--- SHORT EXERCISE ---
Comb the records below for the string "pass" and copy each line where it turns up.

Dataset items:
————————
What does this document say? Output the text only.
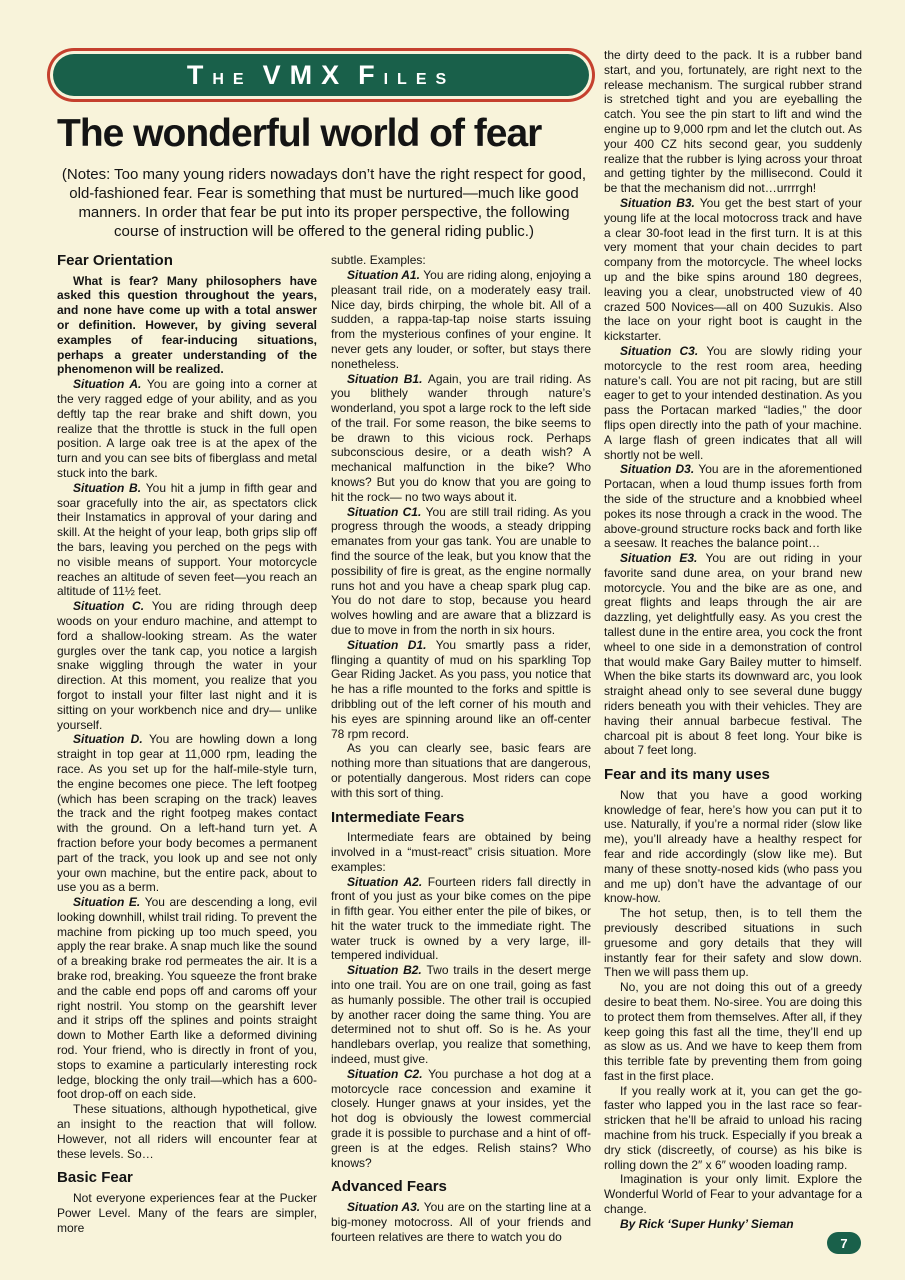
T HE VMX F ILES
The wonderful world of fear

(Notes: Too many young riders nowadays don’t have the right respect for good, old-fashioned fear. Fear is something that must be nurtured—much like good manners. In order that fear be put into its proper perspective, the following course of instruction will be offered to the general riding public.)

Fear Orientation

What is fear? Many philosophers have asked this question throughout the years, and none have come up with a total answer or definition. However, by giving several examples of fear-inducing situations, perhaps a greater understanding of the phenomenon will be realized.

Situation A. You are going into a corner at the very ragged edge of your ability, and as you deftly tap the rear brake and shift down, you realize that the throttle is stuck in the full open position. A large oak tree is at the apex of the turn and you can see bits of fiberglass and metal stuck into the bark.

Situation B. You hit a jump in fifth gear and soar gracefully into the air, as spectators click their Instamatics in approval of your daring and skill. At the height of your leap, both grips slip off the bars, leaving you perched on the pegs with no visible means of support. Your motorcycle reaches an altitude of seven feet—you reach an altitude of 11½ feet.

Situation C. You are riding through deep woods on your enduro machine, and attempt to ford a shallow-looking stream. As the water gurgles over the tank cap, you notice a largish snake wiggling through the water in your direction. At this moment, you realize that you forgot to install your filter last night and it is sitting on your workbench nice and dry— unlike yourself.

Situation D. You are howling down a long straight in top gear at 11,000 rpm, leading the race. As you set up for the half-mile-style turn, the engine becomes one piece. The left footpeg (which has been scraping on the track) leaves the track and the right footpeg makes contact with the ground. On a left-hand turn yet. A fraction before your body becomes a permanent part of the track, you look up and see not only your own machine, but the entire pack, about to use you as a berm.

Situation E. You are descending a long, evil looking downhill, whilst trail riding. To prevent the machine from picking up too much speed, you apply the rear brake. A snap much like the sound of a breaking brake rod permeates the air. It is a brake rod, breaking. You squeeze the front brake and the cable end pops off and caroms off your right nostril. You stomp on the gearshift lever and it strips off the splines and points straight down to Mother Earth like a deformed divining rod. Your friend, who is directly in front of you, stops to examine a particularly interesting rock ledge, blocking the only trail—which has a 600-foot drop-off on each side.

These situations, although hypothetical, give an insight to the reaction that will follow. However, not all riders will encounter fear at these levels. So…

Basic Fear

Not everyone experiences fear at the Pucker Power Level. Many of the fears are simpler, more

subtle. Examples:

Situation A1. You are riding along, enjoying a pleasant trail ride, on a moderately easy trail. Nice day, birds chirping, the whole bit. All of a sudden, a rappa-tap-tap noise starts issuing from the mysterious confines of your engine. It never gets any louder, or softer, but stays there nonetheless.

Situation B1. Again, you are trail riding. As you blithely wander through nature’s wonderland, you spot a large rock to the left side of the trail. For some reason, the bike seems to be drawn to this vicious rock. Perhaps subconscious desire, or a death wish? A mechanical malfunction in the bike? Who knows? But you do know that you are going to hit the rock— no two ways about it.

Situation C1. You are still trail riding. As you progress through the woods, a steady dripping emanates from your gas tank. You are unable to find the source of the leak, but you know that the possibility of fire is great, as the engine normally runs hot and you have a cheap spark plug cap. You do not dare to stop, because you heard wolves howling and are aware that a blizzard is due to move in from the north in six hours.

Situation D1. You smartly pass a rider, flinging a quantity of mud on his sparkling Top Gear Riding Jacket. As you pass, you notice that he has a rifle mounted to the forks and spittle is dribbling out of the left corner of his mouth and his eyes are spinning around like an off-center 78 rpm record.

As you can clearly see, basic fears are nothing more than situations that are dangerous, or potentially dangerous. Most riders can cope with this sort of thing.

Intermediate Fears

Intermediate fears are obtained by being involved in a “must-react” crisis situation. More examples:

Situation A2. Fourteen riders fall directly in front of you just as your bike comes on the pipe in fifth gear. You either enter the pile of bikes, or hit the water truck to the immediate right. The water truck is owned by a very large, ill-tempered individual.

Situation B2. Two trails in the desert merge into one trail. You are on one trail, going as fast as humanly possible. The other trail is occupied by another racer doing the same thing. You are determined not to shut off. So is he. As your handlebars overlap, you realize that something, indeed, must give.

Situation C2. You purchase a hot dog at a motorcycle race concession and examine it closely. Hunger gnaws at your insides, yet the hot dog is obviously the lowest commercial grade it is possible to purchase and a hint of off-green is at the edges. Relish stains? Who knows?

Advanced Fears

Situation A3. You are on the starting line at a big-money motocross. All of your friends and fourteen relatives are there to watch you do

the dirty deed to the pack. It is a rubber band start, and you, fortunately, are right next to the release mechanism. The surgical rubber strand is stretched tight and you are eyeballing the catch. You see the pin start to lift and wind the engine up to 9,000 rpm and let the clutch out. As your 400 CZ hits second gear, you suddenly realize that the rubber is lying across your throat and getting tighter by the millisecond. Could it be that the mechanism did not…urrrrgh!

Situation B3. You get the best start of your young life at the local motocross track and have a clear 30-foot lead in the first turn. It is at this very moment that your chain decides to part company from the motorcycle. The wheel locks up and the bike spins around 180 degrees, leaving you a clear, unobstructed view of 40 crazed 500 Novices—all on 400 Suzukis. Also the lace on your right boot is caught in the kickstarter.

Situation C3. You are slowly riding your motorcycle to the rest room area, heeding nature’s call. You are not pit racing, but are still eager to get to your intended destination. As you pass the Portacan marked “ladies,” the door flips open directly into the path of your machine. A large flash of green indicates that all will shortly not be well.

Situation D3. You are in the aforementioned Portacan, when a loud thump issues forth from the side of the structure and a knobbied wheel pokes its nose through a crack in the wood. The above-ground structure rocks back and forth like a seesaw. It reaches the balance point…

Situation E3. You are out riding in your favorite sand dune area, on your brand new motorcycle. You and the bike are as one, and great flights and leaps through the air are dazzling, yet delightfully easy. As you crest the tallest dune in the entire area, you cock the front wheel to one side in a demonstration of control that would make Gary Bailey mutter to himself. When the bike starts its downward arc, you look straight ahead only to see several dune buggy riders beneath you with their vehicles. They are having their annual barbecue festival. The charcoal pit is about 8 feet long. Your bike is about 7 feet long.

Fear and its many uses

Now that you have a good working knowledge of fear, here’s how you can put it to use. Naturally, if you’re a normal rider (slow like me), you’ll already have a healthy respect for fear and ride accordingly (slow like me). But many of these snotty-nosed kids (who pass you and me up) don’t have the advantage of our know-how.

The hot setup, then, is to tell them the previously described situations in such gruesome and gory details that they will instantly fear for their safety and slow down. Then we will pass them up.

No, you are not doing this out of a greedy desire to beat them. No-siree. You are doing this to protect them from themselves. After all, if they keep going this fast all the time, they’ll end up as slow as us. And we have to keep them from this terrible fate by preventing them from going fast in the first place.

If you really work at it, you can get the go-faster who lapped you in the last race so fear-stricken that he’ll be afraid to unload his racing machine from his truck. Especially if you break a dry stick (discreetly, of course) as his bike is rolling down the 2″ x 6″ wooden loading ramp.

Imagination is your only limit. Explore the Wonderful World of Fear to your advantage for a change.

By Rick ‘Super Hunky’ Sieman

7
————————
--- OUTPUT FOR THIS EXERCISE ---
Situation D1. You smartly pass a rider, flinging a quantity of mud on his sparkling Top Gear Riding Jacket. As you pass, you notice that he has a rifle mounted to the forks and spittle is dribbling out of the left corner of his mouth and his eyes are spinning around like an off-center 78 rpm record.
Situation C3. You are slowly riding your motorcycle to the rest room area, heeding nature’s call. You are not pit racing, but are still eager to get to your intended destination. As you pass the Portacan marked “ladies,” the door flips open directly into the path of your machine. A large flash of green indicates that all will shortly not be well.
Now that you have a good working knowledge of fear, here’s how you can put it to use. Naturally, if you’re a normal rider (slow like me), you’ll already have a healthy respect for fear and ride accordingly (slow like me). But many of these snotty-nosed kids (who pass you and me up) don’t have the advantage of our know-how.
The hot setup, then, is to tell them the previously described situations in such gruesome and gory details that they will instantly fear for their safety and slow down. Then we will pass them up.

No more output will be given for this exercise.